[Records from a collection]
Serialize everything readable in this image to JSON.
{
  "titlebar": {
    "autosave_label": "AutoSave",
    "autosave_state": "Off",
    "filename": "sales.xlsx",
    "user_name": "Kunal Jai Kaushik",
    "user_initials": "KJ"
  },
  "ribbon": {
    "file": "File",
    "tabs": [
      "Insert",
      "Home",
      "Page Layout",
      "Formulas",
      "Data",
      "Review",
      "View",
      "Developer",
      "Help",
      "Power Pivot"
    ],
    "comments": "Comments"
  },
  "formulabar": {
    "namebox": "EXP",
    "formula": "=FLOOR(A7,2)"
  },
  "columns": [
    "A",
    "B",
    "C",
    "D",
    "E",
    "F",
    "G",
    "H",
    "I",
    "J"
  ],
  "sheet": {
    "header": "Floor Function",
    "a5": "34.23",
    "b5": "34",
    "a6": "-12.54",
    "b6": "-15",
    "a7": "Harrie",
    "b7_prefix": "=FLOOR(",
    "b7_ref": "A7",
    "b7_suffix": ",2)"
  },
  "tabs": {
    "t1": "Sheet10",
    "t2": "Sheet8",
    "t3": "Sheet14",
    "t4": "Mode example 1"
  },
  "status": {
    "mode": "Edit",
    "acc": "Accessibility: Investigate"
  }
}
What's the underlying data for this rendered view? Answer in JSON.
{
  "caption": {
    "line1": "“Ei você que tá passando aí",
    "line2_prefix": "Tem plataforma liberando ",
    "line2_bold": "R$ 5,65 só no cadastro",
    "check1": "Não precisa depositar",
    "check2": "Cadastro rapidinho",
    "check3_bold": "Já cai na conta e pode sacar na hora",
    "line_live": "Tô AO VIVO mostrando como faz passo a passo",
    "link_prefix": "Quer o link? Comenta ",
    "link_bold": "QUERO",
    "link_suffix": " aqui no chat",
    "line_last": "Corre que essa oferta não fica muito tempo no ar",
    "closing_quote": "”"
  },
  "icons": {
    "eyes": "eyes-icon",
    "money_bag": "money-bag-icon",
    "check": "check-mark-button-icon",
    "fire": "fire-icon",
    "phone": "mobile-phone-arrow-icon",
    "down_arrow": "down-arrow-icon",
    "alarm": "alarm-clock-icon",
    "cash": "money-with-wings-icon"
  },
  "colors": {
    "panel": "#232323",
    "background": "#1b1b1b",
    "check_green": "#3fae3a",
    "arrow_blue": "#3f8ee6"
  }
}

= GIVEN PROBLEM =
Output the complete data exactly as written.

= RESPONSE TO THIS EXERCISE =
Serialize everything readable in this image to JSON.
{
  "titlebar": {
    "autosave_label": "AutoSave",
    "autosave_state": "Off",
    "filename": "sales.xlsx",
    "user_name": "Kunal Jai Kaushik",
    "user_initials": "KJ"
  },
  "ribbon": {
    "file": "File",
    "tabs": [
      "Insert",
      "Home",
      "Page Layout",
      "Formulas",
      "Data",
      "Review",
      "View",
      "Developer",
      "Help",
      "Power Pivot"
    ],
    "comments": "Comments"
  },
  "formulabar": {
    "namebox": "EXP",
    "formula": "=FLOOR(A7,2)"
  },
  "columns": [
    "A",
    "B",
    "C",
    "D",
    "E",
    "F",
    "G",
    "H",
    "I",
    "J"
  ],
  "sheet": {
    "header": "Floor Function",
    "a5": "34.23",
    "b5": "34",
    "a6": "-12.54",
    "b6": "-15",
    "a7": "Harrie",
    "b7_prefix": "=FLOOR(",
    "b7_ref": "A7",
    "b7_suffix": ",2)"
  },
  "tabs": {
    "t1": "Sheet10",
    "t2": "Sheet8",
    "t3": "Sheet14",
    "t4": "Mode example 1"
  },
  "status": {
    "mode": "Edit",
    "acc": "Accessibility: Investigate"
  }
}
What's the underlying data for this rendered view? Answer in JSON.
{
  "caption": {
    "line1": "“Ei você que tá passando aí",
    "line2_prefix": "Tem plataforma liberando ",
    "line2_bold": "R$ 5,65 só no cadastro",
    "check1": "Não precisa depositar",
    "check2": "Cadastro rapidinho",
    "check3_bold": "Já cai na conta e pode sacar na hora",
    "line_live": "Tô AO VIVO mostrando como faz passo a passo",
    "link_prefix": "Quer o link? Comenta ",
    "link_bold": "QUERO",
    "link_suffix": " aqui no chat",
    "line_last": "Corre que essa oferta não fica muito tempo no ar",
    "closing_quote": "”"
  },
  "icons": {
    "eyes": "eyes-icon",
    "money_bag": "money-bag-icon",
    "check": "check-mark-button-icon",
    "fire": "fire-icon",
    "phone": "mobile-phone-arrow-icon",
    "down_arrow": "down-arrow-icon",
    "alarm": "alarm-clock-icon",
    "cash": "money-with-wings-icon"
  },
  "colors": {
    "panel": "#232323",
    "background": "#1b1b1b",
    "check_green": "#3fae3a",
    "arrow_blue": "#3f8ee6"
  }
}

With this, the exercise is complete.